Текст для чтения
════════

Почему же, вопреки очевидной выгоде, люди поступают плохо? Неужто все глупцы? Нет. Но они считают полезным то, что помогает достичь желаемого, хотя на самом деле полезнее разобраться с желаниями. Иначе человек становится рабом собственных страстей и часто выбирает худшее. Чтобы не ошибиться, философ оценивает поступки с точки зрения истины, добра и счастья, которые несовместимы со злом. Поэтому и не считает счастливым македонского тирана Архелая, погрязшего в преступлениях, роскоши и удовольствиях.

Мудрость для Сократа есть высшее благо, так как это не только знание, но и выбор добра. Именно она – источник всех благ: «не от денег рождается добродетель, а от добродетели бывают у людей и деньги, и все прочие блага». Поэтому Сократа и привлекает философия, отвечающая на простые человеческие вопросы: что хорошо, а что плохо, что прекрасно, а что безобразно, справедливо или не справедливо. Исследование природы он находит бесполезным: ведь знание её законов не позволяет влиять на ход небесных светил или времена года. Он, конечно, не отрицал полезность наук и природы, но гораздо выше ставил изучение человека. Только зная, где добро, а где зло, где истина, а где заблуждение, можно правильно действовать.

Постигать философские истины он предпочитал в беседах и спорах, считая это гораздо удобнее сочинительства. Книги сравнивал с картинами: «стоят как живые, а спроси их – они величаво и гордо молчат». Без настоящего диалога, по его мнению, нет настоящей мудрости, зато есть возможность перебиваться за счет известного понаслышке. Кстати, и до сих пор для выяснения чужих познаний не придумано ничего лучше живой беседы.

════════

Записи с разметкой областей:
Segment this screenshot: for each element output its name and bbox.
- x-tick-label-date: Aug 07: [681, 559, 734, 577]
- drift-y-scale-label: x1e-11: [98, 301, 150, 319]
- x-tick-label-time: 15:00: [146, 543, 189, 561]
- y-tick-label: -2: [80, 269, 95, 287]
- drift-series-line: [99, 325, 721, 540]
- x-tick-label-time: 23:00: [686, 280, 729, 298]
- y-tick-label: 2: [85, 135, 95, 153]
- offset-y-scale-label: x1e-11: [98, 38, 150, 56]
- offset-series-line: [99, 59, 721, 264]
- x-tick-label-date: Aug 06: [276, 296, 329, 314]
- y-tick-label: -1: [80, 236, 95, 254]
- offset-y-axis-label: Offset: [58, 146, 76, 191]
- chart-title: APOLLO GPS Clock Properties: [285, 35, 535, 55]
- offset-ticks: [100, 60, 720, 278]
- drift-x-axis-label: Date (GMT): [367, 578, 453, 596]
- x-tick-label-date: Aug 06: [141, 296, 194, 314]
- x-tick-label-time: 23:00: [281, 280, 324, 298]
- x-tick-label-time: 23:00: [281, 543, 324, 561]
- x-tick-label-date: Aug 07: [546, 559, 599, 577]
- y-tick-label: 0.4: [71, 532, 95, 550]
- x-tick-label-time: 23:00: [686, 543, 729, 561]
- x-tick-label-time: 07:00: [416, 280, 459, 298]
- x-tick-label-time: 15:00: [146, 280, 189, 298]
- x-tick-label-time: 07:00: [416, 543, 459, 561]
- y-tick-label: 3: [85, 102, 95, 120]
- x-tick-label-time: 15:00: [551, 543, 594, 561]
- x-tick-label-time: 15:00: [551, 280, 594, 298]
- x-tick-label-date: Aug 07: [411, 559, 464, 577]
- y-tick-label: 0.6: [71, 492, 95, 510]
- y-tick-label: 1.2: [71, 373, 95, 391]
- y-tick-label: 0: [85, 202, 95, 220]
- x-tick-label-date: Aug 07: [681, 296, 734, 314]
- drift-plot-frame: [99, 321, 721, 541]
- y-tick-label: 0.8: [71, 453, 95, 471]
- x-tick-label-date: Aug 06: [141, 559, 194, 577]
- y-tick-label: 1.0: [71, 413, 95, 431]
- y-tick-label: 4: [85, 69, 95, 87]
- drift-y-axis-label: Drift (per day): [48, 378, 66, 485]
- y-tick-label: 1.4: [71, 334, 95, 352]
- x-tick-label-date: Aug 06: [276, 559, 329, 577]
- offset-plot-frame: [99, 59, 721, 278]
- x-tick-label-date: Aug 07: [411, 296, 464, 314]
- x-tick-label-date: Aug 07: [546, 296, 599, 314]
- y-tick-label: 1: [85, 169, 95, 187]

════════

Задания
- 1) С чем Сократ сравнивал книги, согласно тексту о Сократе?
- 2) Продолжите текст о философии Сократа, начав сразу после его последнего предложения.

Ответы
- 1) С картинами: они стоят как живые, а если их спросить, величаво и гордо молчат.

- 2)
Есть, как известно, три основных вида словесных баталий: спор, полемика, дискуссия. Каждому из них дано немало разных определений, поэтому назовем наиболее существенные. В споре важно победить противника, независимо от того, прав он или нет. Этим отличались софисты, которые стремились к победе любой ценой, с одинаковым успехом доказывая противоположное. Здесь годятся любые уловки – от ссылок на авторитеты и попыток принизить оппонента до многозначительной недосказанности. Полемика – попытка доказать противнику свою правоту, убедить его, однако полемисту заранее, как ему кажется, ведома истина. Иное дело – дискуссия, когда оба собеседника озабочены поиском истины, но при этом по-своему смотрят на вещи. Сократ же предпочитал умелый, непредвзятый диалог-рассуждение, и искусство вести его называл диалектикой. Она заключалась в умении задавать вопросы и отвечать на них.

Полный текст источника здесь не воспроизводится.